--- start RECORDS FOR THIS EXERCISE ---

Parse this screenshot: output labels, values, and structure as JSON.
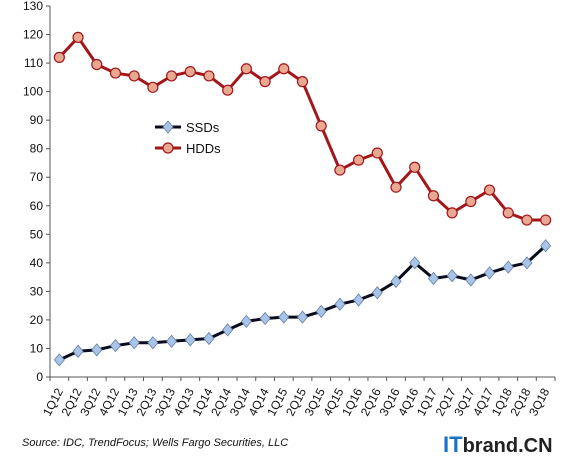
{
  "chart_data": {
    "type": "line",
    "title": "",
    "xlabel": "",
    "ylabel": "",
    "ylim": [
      0,
      130
    ],
    "yticks": [
      0,
      10,
      20,
      30,
      40,
      50,
      60,
      70,
      80,
      90,
      100,
      110,
      120,
      130
    ],
    "grid": false,
    "legend_position": "center-left",
    "categories": [
      "1Q12",
      "2Q12",
      "3Q12",
      "4Q12",
      "1Q13",
      "2Q13",
      "3Q13",
      "4Q13",
      "1Q14",
      "2Q14",
      "3Q14",
      "4Q14",
      "1Q15",
      "2Q15",
      "3Q15",
      "4Q15",
      "1Q16",
      "2Q16",
      "3Q16",
      "4Q16",
      "1Q17",
      "2Q17",
      "3Q17",
      "4Q17",
      "1Q18",
      "2Q18",
      "3Q18"
    ],
    "series": [
      {
        "name": "SSDs",
        "color": "#0b0b1e",
        "marker_color": "#a9c4e6",
        "marker": "diamond",
        "values": [
          6,
          9,
          9.5,
          11,
          12,
          12,
          12.5,
          13,
          13.5,
          16.5,
          19.5,
          20.5,
          21,
          21,
          23,
          25.5,
          27,
          29.5,
          33.5,
          40,
          34.5,
          35.5,
          34,
          36.5,
          38.5,
          40,
          46
        ]
      },
      {
        "name": "HDDs",
        "color": "#a4161a",
        "marker_color": "#e8a892",
        "marker": "circle",
        "values": [
          112,
          119,
          109.5,
          106.5,
          105.5,
          101.5,
          105.5,
          107,
          105.5,
          100.5,
          108,
          103.5,
          108,
          103.5,
          88,
          72.5,
          76,
          78.5,
          66.5,
          73.5,
          63.5,
          57.5,
          61.5,
          65.5,
          57.5,
          55,
          55
        ]
      }
    ]
  },
  "footer": {
    "source": "Source: IDC, TrendFocus; Wells Fargo Securities, LLC",
    "watermark_prefix": "IT",
    "watermark_suffix": "brand.CN"
  }
}
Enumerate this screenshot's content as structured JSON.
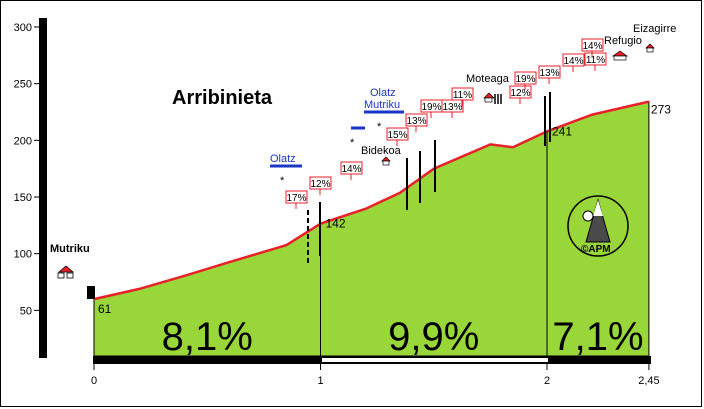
{
  "chart_data": {
    "type": "area",
    "title": "Arribinieta",
    "x_ticks": [
      "0",
      "1",
      "2",
      "2,45"
    ],
    "y_ticks": [
      "300",
      "250",
      "200",
      "150",
      "100",
      "50"
    ],
    "ylim": [
      0,
      300
    ],
    "xlim": [
      0,
      2.45
    ],
    "profile": [
      {
        "x": 0.0,
        "y": 61
      },
      {
        "x": 0.2,
        "y": 72
      },
      {
        "x": 0.4,
        "y": 86
      },
      {
        "x": 0.6,
        "y": 101
      },
      {
        "x": 0.85,
        "y": 119
      },
      {
        "x": 1.0,
        "y": 142
      },
      {
        "x": 1.2,
        "y": 158
      },
      {
        "x": 1.35,
        "y": 175
      },
      {
        "x": 1.5,
        "y": 201
      },
      {
        "x": 1.75,
        "y": 227
      },
      {
        "x": 1.85,
        "y": 224
      },
      {
        "x": 2.0,
        "y": 241
      },
      {
        "x": 2.2,
        "y": 259
      },
      {
        "x": 2.45,
        "y": 273
      }
    ],
    "altitude_labels": [
      {
        "x": 0.0,
        "y": 61,
        "text": "61"
      },
      {
        "x": 1.0,
        "y": 142,
        "text": "142"
      },
      {
        "x": 2.0,
        "y": 241,
        "text": "241"
      },
      {
        "x": 2.45,
        "y": 273,
        "text": "273"
      }
    ],
    "segments": [
      {
        "from": 0,
        "to": 1,
        "grade": "8,1%"
      },
      {
        "from": 1,
        "to": 2,
        "grade": "9,9%"
      },
      {
        "from": 2,
        "to": 2.45,
        "grade": "7,1%"
      }
    ],
    "grade_labels": [
      {
        "x": 0.89,
        "text": "17%"
      },
      {
        "x": 1.0,
        "text": "12%"
      },
      {
        "x": 1.14,
        "text": "14%"
      },
      {
        "x": 1.33,
        "text": "15%"
      },
      {
        "x": 1.4,
        "text": "13%"
      },
      {
        "x": 1.48,
        "text": "19%"
      },
      {
        "x": 1.58,
        "text": "13%"
      },
      {
        "x": 1.7,
        "text": "11%"
      },
      {
        "x": 1.85,
        "text": "12%"
      },
      {
        "x": 1.9,
        "text": "19%"
      },
      {
        "x": 2.0,
        "text": "13%"
      },
      {
        "x": 2.1,
        "text": "14%"
      },
      {
        "x": 2.2,
        "text": "11%"
      },
      {
        "x": 2.2,
        "text": "14%"
      }
    ],
    "places": [
      {
        "name": "Mutriku"
      },
      {
        "name": "Bidekoa"
      },
      {
        "name": "Moteaga"
      },
      {
        "name": "Refugio"
      },
      {
        "name": "Eizagirre"
      }
    ],
    "directions": [
      {
        "text": "Olatz"
      },
      {
        "text": "Olatz"
      },
      {
        "text": "Mutriku"
      }
    ],
    "logo_text": "©APM",
    "colors": {
      "fill": "#99d63a",
      "road": "#e8202a",
      "sign": "#1a35c8"
    }
  }
}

--- end RECORDS FOR THIS EXERCISE ---

### WORK TO BE COMPLETED
Where a line of the data holds "name", show that line.

### CORRECT OUTPUT
        "name": "SSDs",
        "name": "HDDs",
        "name": "Mutriku"
        "name": "Bidekoa"
        "name": "Moteaga"
        "name": "Refugio"
        "name": "Eizagirre"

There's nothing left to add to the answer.